**Entries**.

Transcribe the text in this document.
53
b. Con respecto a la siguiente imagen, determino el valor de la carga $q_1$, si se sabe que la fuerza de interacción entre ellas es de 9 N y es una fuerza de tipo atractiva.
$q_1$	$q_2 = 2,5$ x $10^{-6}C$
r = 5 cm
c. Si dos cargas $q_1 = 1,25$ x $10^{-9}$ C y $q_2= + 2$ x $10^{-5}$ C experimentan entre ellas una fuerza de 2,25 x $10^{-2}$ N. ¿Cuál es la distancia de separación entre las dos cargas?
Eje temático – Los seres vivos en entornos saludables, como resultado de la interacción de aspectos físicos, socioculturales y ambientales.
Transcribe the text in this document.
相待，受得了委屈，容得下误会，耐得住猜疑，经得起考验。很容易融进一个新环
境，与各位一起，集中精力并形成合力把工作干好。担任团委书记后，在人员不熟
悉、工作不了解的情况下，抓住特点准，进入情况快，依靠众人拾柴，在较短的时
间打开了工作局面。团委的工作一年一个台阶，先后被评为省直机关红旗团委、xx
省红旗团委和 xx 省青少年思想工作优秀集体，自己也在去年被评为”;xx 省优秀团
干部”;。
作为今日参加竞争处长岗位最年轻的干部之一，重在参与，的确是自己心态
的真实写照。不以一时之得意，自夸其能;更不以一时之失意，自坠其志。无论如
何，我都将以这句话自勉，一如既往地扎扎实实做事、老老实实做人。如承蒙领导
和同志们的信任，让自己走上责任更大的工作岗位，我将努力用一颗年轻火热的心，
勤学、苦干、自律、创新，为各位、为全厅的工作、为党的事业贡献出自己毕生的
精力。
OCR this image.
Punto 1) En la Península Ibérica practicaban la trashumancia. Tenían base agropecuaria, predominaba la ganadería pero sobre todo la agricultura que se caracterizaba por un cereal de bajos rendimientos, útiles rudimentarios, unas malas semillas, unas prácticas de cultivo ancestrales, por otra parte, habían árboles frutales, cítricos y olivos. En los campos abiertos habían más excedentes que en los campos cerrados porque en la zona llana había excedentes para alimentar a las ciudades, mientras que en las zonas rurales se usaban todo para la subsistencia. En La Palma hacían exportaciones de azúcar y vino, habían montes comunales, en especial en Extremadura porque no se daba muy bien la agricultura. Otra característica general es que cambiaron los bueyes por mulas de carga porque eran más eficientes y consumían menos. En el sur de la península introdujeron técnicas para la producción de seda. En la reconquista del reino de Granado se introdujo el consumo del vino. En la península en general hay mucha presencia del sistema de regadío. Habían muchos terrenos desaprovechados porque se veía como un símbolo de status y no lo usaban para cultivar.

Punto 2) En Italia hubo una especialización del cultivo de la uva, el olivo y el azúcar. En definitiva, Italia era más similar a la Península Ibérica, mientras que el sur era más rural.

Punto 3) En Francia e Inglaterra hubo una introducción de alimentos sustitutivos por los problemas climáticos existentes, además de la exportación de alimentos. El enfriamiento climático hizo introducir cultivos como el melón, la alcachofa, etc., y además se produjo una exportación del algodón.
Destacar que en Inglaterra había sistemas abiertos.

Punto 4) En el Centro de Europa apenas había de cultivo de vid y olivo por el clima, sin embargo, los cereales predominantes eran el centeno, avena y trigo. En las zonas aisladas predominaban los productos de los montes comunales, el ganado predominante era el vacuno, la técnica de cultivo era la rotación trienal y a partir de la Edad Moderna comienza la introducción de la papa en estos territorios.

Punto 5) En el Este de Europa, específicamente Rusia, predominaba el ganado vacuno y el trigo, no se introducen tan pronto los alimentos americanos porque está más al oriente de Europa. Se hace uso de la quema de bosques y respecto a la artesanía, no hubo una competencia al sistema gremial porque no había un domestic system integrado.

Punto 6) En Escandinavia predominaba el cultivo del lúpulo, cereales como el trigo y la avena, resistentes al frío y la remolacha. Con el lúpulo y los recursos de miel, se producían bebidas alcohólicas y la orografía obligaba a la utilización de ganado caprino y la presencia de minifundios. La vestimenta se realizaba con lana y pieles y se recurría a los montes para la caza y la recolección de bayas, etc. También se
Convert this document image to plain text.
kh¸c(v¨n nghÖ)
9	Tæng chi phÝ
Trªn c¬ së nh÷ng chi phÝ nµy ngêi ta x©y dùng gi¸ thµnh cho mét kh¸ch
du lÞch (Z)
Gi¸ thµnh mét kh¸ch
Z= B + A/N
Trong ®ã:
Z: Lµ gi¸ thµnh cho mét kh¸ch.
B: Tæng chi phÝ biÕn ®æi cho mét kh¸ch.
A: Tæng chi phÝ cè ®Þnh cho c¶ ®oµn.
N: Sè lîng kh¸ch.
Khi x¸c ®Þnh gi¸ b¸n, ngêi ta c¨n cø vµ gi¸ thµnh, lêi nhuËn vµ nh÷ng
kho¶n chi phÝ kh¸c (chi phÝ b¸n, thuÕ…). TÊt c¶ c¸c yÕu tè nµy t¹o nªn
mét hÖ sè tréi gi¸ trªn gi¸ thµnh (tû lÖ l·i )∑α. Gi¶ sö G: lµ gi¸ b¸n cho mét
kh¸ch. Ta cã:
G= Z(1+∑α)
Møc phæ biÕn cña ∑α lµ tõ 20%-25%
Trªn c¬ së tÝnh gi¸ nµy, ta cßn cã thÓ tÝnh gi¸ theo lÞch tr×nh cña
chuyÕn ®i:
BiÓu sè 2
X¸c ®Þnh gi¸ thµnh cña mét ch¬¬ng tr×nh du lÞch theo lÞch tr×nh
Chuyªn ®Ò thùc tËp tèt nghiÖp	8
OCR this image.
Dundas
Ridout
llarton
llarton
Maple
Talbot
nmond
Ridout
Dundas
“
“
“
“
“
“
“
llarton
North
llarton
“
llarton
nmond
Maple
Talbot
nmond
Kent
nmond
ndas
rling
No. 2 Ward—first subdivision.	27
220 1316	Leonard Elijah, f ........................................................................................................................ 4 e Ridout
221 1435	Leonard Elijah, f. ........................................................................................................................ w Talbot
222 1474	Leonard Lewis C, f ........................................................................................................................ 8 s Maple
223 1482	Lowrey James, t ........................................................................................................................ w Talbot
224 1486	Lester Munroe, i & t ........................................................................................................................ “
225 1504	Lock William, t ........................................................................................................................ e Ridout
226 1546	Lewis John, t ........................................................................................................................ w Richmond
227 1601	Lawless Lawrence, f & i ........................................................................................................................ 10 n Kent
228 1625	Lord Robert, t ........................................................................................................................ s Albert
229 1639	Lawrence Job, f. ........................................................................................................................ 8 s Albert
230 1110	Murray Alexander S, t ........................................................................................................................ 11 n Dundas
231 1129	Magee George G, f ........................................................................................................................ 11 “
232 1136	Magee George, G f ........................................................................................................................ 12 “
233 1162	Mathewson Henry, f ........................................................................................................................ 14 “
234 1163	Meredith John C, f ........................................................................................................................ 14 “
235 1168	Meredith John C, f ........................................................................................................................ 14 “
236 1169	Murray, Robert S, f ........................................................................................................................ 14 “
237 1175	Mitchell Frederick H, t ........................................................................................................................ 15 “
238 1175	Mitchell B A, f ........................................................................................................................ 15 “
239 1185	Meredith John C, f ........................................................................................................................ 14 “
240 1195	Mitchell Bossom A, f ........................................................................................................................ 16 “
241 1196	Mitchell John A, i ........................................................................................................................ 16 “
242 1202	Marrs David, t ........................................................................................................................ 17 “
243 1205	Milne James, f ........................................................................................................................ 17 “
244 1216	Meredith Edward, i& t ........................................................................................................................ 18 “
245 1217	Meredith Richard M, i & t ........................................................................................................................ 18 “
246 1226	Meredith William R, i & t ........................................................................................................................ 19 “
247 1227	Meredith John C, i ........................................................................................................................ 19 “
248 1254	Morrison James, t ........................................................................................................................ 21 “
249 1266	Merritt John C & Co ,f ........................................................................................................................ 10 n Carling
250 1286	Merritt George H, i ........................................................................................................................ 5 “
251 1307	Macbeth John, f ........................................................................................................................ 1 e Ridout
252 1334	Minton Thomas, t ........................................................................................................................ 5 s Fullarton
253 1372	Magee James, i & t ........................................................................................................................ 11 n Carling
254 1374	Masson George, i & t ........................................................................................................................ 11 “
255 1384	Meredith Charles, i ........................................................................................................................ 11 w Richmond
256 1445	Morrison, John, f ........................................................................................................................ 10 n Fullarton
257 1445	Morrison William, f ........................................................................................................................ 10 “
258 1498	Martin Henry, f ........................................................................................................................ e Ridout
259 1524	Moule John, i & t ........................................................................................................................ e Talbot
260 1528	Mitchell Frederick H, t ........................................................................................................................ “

**Directions for this task**. State how many lines in the entries above include the word "lÞch"; reply with the number alone.

**The solution**. 3